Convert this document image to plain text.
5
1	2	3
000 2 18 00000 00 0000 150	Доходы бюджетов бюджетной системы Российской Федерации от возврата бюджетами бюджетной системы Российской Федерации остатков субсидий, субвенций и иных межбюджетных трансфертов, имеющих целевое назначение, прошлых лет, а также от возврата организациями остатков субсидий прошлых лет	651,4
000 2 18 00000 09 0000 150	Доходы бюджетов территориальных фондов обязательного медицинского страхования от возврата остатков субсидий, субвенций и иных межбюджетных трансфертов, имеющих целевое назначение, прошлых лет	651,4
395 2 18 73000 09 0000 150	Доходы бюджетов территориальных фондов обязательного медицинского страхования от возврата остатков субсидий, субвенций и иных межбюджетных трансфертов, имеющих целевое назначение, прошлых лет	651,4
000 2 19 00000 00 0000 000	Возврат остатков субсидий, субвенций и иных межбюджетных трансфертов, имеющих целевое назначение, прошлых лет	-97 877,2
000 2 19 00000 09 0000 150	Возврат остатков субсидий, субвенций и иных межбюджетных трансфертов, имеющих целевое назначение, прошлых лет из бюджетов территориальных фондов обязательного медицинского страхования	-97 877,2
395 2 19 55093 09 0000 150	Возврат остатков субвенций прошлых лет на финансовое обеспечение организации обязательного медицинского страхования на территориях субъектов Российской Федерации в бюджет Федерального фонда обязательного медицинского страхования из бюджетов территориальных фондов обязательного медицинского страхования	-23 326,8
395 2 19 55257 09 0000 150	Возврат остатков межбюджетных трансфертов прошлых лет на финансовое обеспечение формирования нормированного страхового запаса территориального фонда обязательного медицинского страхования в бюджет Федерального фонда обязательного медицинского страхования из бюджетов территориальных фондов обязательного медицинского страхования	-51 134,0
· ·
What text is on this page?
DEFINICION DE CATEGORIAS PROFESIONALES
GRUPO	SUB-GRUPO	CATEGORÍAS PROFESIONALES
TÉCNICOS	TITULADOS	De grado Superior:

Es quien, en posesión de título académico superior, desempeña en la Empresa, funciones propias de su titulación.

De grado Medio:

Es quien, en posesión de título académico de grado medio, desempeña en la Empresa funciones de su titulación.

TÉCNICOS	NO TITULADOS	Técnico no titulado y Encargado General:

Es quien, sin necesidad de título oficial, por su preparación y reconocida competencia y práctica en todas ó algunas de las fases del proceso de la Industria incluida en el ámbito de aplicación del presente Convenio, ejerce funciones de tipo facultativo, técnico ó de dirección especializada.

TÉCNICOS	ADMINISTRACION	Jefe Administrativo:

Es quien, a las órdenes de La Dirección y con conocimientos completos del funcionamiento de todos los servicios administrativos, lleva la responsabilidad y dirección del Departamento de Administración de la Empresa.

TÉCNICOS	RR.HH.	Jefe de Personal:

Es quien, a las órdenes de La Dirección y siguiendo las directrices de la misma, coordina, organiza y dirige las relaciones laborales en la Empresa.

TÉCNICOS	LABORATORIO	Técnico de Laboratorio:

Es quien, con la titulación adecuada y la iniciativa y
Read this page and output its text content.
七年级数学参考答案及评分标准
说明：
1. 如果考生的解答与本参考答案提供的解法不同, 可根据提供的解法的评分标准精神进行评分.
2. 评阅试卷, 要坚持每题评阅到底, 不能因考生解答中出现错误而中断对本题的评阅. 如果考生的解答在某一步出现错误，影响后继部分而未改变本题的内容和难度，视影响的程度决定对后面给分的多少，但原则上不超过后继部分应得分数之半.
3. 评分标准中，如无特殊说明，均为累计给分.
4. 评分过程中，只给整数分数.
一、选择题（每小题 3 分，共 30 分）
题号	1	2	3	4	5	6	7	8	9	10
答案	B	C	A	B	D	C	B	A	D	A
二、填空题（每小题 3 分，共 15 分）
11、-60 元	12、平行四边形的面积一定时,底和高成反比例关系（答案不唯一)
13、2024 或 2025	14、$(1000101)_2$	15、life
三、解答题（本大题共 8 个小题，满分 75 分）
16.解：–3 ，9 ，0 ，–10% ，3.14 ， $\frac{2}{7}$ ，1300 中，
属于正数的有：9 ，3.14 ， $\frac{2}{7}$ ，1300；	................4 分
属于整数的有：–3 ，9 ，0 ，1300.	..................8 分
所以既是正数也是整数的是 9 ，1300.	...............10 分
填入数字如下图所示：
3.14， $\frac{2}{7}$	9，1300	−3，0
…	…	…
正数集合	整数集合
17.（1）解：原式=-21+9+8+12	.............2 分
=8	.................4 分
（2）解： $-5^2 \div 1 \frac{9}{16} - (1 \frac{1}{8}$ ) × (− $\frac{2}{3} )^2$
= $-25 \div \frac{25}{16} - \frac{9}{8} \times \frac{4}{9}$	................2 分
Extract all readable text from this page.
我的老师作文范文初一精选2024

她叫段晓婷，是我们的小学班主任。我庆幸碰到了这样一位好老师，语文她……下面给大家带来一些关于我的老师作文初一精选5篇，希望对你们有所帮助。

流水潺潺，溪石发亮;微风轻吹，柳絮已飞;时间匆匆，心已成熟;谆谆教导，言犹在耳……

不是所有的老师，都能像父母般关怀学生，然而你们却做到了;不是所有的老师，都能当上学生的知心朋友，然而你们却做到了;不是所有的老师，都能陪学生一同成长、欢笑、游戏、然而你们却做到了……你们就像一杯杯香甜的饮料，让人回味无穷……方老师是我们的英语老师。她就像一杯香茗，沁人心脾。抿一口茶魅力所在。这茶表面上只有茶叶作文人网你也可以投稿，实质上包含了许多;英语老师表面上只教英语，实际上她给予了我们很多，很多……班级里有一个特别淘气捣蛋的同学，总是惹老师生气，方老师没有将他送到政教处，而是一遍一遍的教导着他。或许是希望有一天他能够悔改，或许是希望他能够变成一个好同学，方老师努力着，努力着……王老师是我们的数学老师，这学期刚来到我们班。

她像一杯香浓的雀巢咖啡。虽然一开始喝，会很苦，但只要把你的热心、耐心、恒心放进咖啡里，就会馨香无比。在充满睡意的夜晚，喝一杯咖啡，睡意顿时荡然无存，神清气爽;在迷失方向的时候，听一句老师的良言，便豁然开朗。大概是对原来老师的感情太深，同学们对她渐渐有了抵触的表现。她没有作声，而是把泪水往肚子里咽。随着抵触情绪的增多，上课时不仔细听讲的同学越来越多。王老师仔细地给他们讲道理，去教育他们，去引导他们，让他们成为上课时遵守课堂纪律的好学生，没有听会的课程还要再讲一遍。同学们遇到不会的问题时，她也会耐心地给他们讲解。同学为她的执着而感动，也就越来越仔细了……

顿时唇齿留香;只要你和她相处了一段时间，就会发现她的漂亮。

_EXERCISE TASK_
Extract every line from the records above that contains the word "Доходы".

_WRITTEN RESPONSE_
000 2 18 00000 00 0000 150	Доходы бюджетов бюджетной системы Российской Федерации от возврата бюджетами бюджетной системы Российской Федерации остатков субсидий, субвенций и иных межбюджетных трансфертов, имеющих целевое назначение, прошлых лет, а также от возврата организациями остатков субсидий прошлых лет	651,4
000 2 18 00000 09 0000 150	Доходы бюджетов территориальных фондов обязательного медицинского страхования от возврата остатков субсидий, субвенций и иных межбюджетных трансфертов, имеющих целевое назначение, прошлых лет	651,4
395 2 18 73000 09 0000 150	Доходы бюджетов территориальных фондов обязательного медицинского страхования от возврата остатков субсидий, субвенций и иных межбюджетных трансфертов, имеющих целевое назначение, прошлых лет	651,4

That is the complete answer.